### Exercise requirements:
Among the lines listed below, count those that include the string "DOWNLOADS", and state only the count.

[Begin Data to use]

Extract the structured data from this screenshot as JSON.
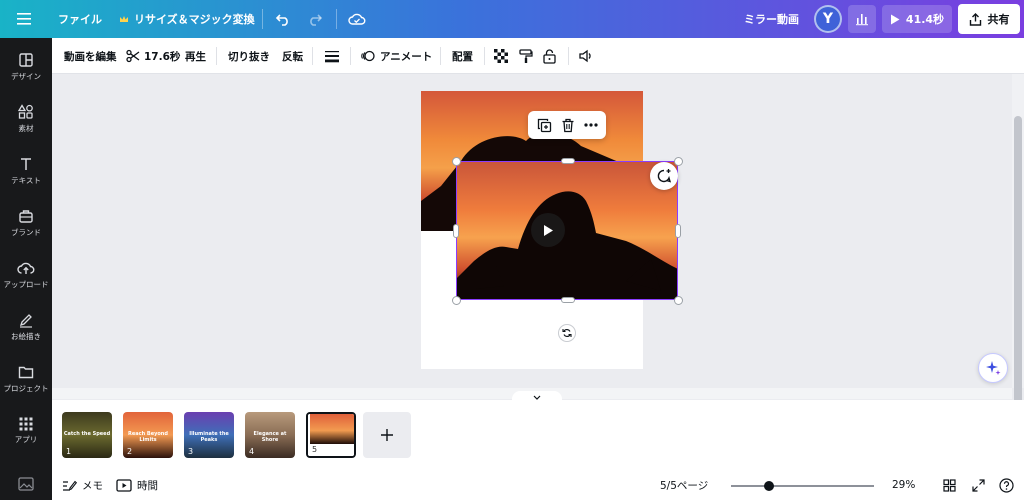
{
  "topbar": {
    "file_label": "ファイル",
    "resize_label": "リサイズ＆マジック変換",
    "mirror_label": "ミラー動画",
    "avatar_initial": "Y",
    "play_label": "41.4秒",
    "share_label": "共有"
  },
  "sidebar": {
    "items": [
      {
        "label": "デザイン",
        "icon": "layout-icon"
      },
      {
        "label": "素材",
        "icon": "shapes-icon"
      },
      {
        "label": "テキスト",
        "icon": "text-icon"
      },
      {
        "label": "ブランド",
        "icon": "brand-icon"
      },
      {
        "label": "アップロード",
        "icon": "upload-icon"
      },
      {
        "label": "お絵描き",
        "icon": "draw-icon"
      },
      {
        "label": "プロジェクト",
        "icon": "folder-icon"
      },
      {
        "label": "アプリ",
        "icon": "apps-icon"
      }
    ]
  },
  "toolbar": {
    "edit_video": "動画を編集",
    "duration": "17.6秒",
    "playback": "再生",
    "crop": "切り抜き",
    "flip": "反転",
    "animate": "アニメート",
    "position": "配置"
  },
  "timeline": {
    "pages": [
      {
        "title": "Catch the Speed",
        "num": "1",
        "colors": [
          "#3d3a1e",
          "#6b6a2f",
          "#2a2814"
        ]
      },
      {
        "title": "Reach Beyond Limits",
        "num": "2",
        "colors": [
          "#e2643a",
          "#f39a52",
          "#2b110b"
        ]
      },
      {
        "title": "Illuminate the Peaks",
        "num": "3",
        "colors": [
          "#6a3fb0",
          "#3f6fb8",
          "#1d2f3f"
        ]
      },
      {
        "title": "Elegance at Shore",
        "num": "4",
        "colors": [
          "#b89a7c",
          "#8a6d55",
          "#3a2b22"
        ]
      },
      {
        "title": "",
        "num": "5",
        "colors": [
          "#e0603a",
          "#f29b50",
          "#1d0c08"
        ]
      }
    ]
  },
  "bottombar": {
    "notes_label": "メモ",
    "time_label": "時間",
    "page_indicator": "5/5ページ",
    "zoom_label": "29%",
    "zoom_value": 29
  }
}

[End Data to use]
[Begin Data to use]

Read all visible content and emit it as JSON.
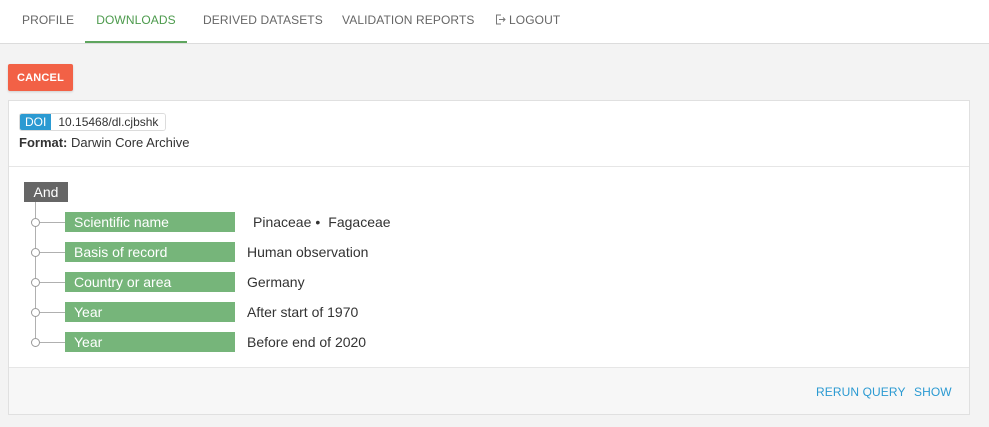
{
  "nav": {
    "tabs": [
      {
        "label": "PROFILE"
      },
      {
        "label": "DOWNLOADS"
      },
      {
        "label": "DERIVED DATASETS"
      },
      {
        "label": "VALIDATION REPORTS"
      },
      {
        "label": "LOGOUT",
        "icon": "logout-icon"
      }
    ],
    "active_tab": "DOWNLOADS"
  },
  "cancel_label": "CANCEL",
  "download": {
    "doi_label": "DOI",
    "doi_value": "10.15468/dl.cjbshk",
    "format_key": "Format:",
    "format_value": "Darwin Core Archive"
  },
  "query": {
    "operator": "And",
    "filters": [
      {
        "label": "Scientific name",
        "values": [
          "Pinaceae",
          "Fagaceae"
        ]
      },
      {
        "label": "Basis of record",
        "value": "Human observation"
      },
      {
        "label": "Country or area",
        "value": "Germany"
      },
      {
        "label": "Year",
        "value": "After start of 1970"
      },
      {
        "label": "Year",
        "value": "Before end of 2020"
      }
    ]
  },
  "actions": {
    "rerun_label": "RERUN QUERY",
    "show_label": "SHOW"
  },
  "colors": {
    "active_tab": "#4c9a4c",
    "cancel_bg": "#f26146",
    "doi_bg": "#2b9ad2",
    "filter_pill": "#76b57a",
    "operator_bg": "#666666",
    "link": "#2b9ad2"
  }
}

[End Data to use]

### Result:
2